Exercise:
Copy each line of the data below with the word "chevron".
— Start Given records —
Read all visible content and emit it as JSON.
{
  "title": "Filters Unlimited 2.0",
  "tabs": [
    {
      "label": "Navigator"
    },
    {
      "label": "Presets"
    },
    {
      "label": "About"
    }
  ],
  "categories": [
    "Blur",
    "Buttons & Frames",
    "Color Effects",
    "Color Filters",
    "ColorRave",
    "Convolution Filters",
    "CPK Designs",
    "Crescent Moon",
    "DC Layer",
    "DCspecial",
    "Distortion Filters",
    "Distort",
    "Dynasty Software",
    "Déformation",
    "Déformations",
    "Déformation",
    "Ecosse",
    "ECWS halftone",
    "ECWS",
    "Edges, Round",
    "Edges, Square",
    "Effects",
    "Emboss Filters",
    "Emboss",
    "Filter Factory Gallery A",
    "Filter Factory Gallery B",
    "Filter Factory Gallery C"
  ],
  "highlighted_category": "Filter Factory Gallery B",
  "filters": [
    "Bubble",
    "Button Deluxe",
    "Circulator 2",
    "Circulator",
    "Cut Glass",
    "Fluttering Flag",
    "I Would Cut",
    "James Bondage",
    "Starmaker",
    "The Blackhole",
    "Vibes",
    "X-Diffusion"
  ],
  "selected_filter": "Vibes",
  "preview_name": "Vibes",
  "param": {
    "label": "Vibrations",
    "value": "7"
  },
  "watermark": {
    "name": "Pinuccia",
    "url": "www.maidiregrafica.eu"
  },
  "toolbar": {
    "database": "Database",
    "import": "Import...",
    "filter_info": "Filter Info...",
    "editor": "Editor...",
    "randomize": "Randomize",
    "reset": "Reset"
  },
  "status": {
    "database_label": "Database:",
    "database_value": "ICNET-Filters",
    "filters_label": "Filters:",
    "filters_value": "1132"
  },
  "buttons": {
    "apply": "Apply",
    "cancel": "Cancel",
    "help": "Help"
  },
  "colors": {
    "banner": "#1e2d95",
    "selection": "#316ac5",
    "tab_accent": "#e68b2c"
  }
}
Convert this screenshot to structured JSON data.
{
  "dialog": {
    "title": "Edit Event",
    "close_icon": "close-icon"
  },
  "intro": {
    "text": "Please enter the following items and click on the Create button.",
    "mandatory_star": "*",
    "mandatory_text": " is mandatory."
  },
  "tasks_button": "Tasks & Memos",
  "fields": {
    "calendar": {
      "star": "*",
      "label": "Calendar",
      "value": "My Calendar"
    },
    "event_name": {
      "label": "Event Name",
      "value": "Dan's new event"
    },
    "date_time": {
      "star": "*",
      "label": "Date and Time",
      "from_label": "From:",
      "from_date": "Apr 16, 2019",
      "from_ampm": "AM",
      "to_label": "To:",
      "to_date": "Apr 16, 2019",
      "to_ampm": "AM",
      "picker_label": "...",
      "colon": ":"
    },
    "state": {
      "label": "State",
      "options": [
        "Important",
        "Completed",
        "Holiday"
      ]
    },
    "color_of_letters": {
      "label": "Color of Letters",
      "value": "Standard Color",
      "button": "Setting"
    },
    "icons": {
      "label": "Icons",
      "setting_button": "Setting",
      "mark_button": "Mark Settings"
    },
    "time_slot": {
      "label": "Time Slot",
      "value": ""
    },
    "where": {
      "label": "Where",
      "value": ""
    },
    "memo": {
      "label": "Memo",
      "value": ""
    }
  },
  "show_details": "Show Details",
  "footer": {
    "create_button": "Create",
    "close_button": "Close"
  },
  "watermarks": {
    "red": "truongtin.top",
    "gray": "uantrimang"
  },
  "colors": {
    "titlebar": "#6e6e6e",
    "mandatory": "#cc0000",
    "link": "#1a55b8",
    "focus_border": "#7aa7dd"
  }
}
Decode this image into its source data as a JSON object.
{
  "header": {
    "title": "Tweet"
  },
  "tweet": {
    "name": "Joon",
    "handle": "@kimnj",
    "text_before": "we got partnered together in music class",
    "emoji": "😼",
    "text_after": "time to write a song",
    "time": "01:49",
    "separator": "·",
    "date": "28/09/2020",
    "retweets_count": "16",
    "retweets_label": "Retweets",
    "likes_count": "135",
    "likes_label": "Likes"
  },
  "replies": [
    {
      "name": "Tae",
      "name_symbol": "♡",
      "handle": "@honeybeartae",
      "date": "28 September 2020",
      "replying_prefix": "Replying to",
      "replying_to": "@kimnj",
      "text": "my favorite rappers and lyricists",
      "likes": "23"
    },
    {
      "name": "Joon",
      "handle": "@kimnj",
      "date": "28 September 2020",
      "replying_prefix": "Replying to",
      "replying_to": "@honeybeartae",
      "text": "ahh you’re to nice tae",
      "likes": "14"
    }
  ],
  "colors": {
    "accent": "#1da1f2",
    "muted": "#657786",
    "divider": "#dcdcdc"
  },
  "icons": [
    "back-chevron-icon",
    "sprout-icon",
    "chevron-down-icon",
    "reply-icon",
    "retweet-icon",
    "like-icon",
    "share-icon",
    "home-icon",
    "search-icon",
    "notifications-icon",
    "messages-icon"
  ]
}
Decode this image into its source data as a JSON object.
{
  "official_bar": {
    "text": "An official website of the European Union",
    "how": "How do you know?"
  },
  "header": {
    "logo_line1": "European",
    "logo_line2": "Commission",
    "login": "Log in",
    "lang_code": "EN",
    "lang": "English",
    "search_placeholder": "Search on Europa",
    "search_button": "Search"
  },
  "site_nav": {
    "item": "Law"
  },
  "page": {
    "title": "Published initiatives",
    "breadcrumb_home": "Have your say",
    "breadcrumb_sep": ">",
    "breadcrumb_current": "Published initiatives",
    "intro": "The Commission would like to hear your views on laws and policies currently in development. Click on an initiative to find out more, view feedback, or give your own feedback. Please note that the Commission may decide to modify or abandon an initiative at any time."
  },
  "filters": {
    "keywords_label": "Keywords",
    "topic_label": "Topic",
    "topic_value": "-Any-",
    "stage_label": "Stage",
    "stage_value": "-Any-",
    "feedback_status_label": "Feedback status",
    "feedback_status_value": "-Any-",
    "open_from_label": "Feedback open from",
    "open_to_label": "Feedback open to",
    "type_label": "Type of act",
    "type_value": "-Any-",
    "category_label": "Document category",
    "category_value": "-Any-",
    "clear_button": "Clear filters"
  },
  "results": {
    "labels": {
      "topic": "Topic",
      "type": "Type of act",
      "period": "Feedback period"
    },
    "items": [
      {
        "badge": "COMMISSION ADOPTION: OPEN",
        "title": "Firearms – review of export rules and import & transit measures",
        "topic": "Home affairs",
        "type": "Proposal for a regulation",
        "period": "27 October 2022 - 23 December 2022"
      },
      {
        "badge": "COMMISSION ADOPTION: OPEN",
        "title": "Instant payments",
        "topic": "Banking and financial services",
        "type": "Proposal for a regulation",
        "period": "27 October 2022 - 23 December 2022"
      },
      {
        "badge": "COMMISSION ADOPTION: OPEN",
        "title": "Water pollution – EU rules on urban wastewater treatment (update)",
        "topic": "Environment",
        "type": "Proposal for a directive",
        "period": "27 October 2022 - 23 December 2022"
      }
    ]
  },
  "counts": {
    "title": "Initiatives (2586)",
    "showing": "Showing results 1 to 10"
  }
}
— End Given records —
Task result:
    "back-chevron-icon",
    "chevron-down-icon",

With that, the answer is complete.